Stored records:
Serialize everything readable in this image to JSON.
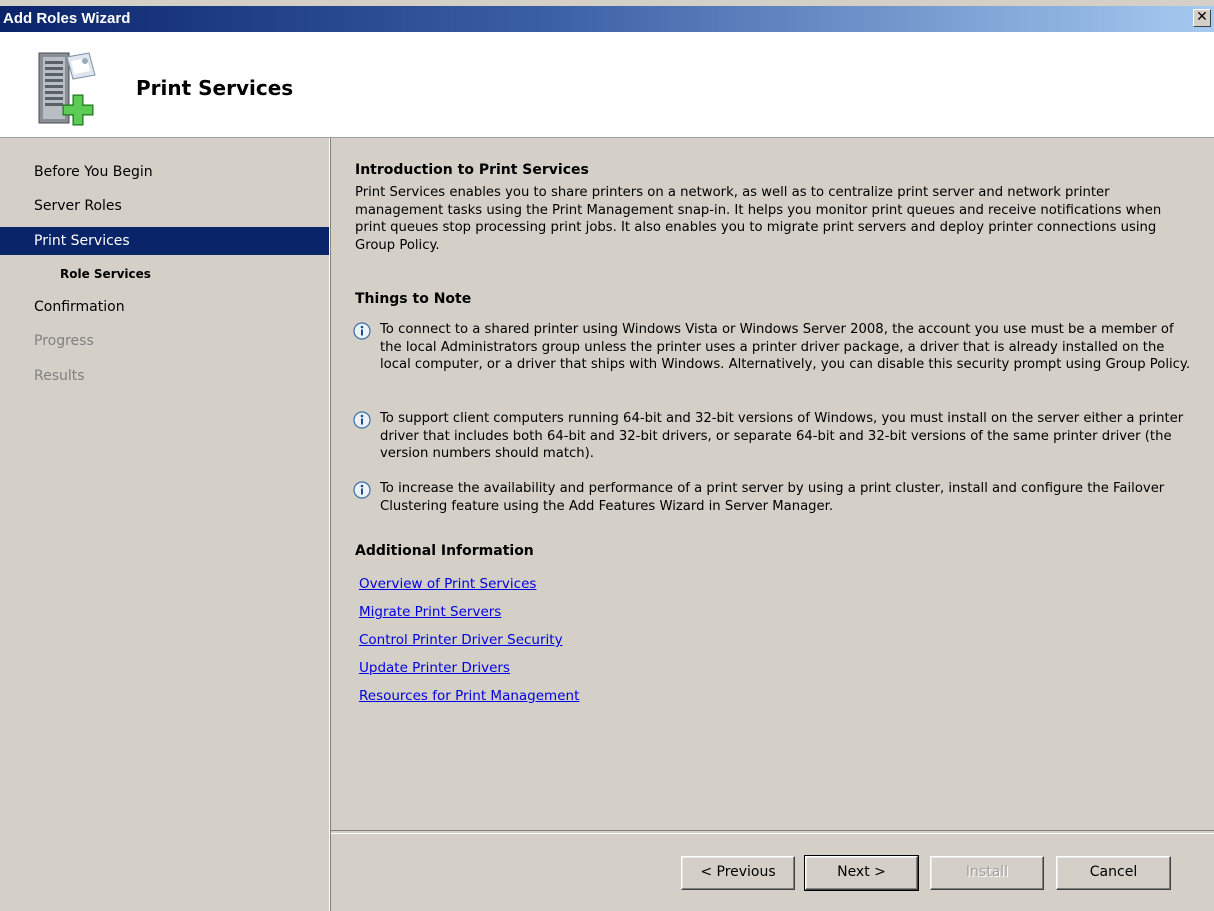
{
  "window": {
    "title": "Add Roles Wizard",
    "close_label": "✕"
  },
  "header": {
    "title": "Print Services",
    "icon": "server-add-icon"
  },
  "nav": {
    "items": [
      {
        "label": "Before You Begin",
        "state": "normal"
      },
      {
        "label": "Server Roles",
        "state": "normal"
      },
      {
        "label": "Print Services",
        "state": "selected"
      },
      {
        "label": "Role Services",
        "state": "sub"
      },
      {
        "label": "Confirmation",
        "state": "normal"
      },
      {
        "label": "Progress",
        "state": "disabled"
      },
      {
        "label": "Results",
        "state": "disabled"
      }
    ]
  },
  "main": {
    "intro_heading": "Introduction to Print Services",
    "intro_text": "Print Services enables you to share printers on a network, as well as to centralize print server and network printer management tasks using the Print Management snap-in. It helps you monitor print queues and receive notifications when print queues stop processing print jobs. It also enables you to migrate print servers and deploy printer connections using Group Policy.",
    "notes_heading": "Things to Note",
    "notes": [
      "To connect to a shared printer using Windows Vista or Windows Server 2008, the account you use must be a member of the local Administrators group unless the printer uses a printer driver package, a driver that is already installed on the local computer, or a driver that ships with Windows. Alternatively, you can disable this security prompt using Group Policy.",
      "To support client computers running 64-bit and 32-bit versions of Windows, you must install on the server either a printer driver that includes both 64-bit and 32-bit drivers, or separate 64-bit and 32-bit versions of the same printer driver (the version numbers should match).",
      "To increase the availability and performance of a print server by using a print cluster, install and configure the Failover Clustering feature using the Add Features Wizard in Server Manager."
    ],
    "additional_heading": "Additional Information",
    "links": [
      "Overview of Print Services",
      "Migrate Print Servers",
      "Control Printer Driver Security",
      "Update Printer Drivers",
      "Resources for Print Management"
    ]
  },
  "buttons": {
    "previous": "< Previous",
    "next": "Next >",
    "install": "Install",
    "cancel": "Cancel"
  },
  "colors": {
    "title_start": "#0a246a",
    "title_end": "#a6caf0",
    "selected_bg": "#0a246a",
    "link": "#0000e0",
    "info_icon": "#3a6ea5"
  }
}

▶ [GOAL]
Return all of the data exactly as written, and drop the pictures.

▶ [REPLY TO THE TASK]
Serialize everything readable in this image to JSON.
{
  "window": {
    "title": "Add Roles Wizard",
    "close_label": "✕"
  },
  "header": {
    "title": "Print Services",
    "icon": "server-add-icon"
  },
  "nav": {
    "items": [
      {
        "label": "Before You Begin",
        "state": "normal"
      },
      {
        "label": "Server Roles",
        "state": "normal"
      },
      {
        "label": "Print Services",
        "state": "selected"
      },
      {
        "label": "Role Services",
        "state": "sub"
      },
      {
        "label": "Confirmation",
        "state": "normal"
      },
      {
        "label": "Progress",
        "state": "disabled"
      },
      {
        "label": "Results",
        "state": "disabled"
      }
    ]
  },
  "main": {
    "intro_heading": "Introduction to Print Services",
    "intro_text": "Print Services enables you to share printers on a network, as well as to centralize print server and network printer management tasks using the Print Management snap-in. It helps you monitor print queues and receive notifications when print queues stop processing print jobs. It also enables you to migrate print servers and deploy printer connections using Group Policy.",
    "notes_heading": "Things to Note",
    "notes": [
      "To connect to a shared printer using Windows Vista or Windows Server 2008, the account you use must be a member of the local Administrators group unless the printer uses a printer driver package, a driver that is already installed on the local computer, or a driver that ships with Windows. Alternatively, you can disable this security prompt using Group Policy.",
      "To support client computers running 64-bit and 32-bit versions of Windows, you must install on the server either a printer driver that includes both 64-bit and 32-bit drivers, or separate 64-bit and 32-bit versions of the same printer driver (the version numbers should match).",
      "To increase the availability and performance of a print server by using a print cluster, install and configure the Failover Clustering feature using the Add Features Wizard in Server Manager."
    ],
    "additional_heading": "Additional Information",
    "links": [
      "Overview of Print Services",
      "Migrate Print Servers",
      "Control Printer Driver Security",
      "Update Printer Drivers",
      "Resources for Print Management"
    ]
  },
  "buttons": {
    "previous": "< Previous",
    "next": "Next >",
    "install": "Install",
    "cancel": "Cancel"
  },
  "colors": {
    "title_start": "#0a246a",
    "title_end": "#a6caf0",
    "selected_bg": "#0a246a",
    "link": "#0000e0",
    "info_icon": "#3a6ea5"
  }
}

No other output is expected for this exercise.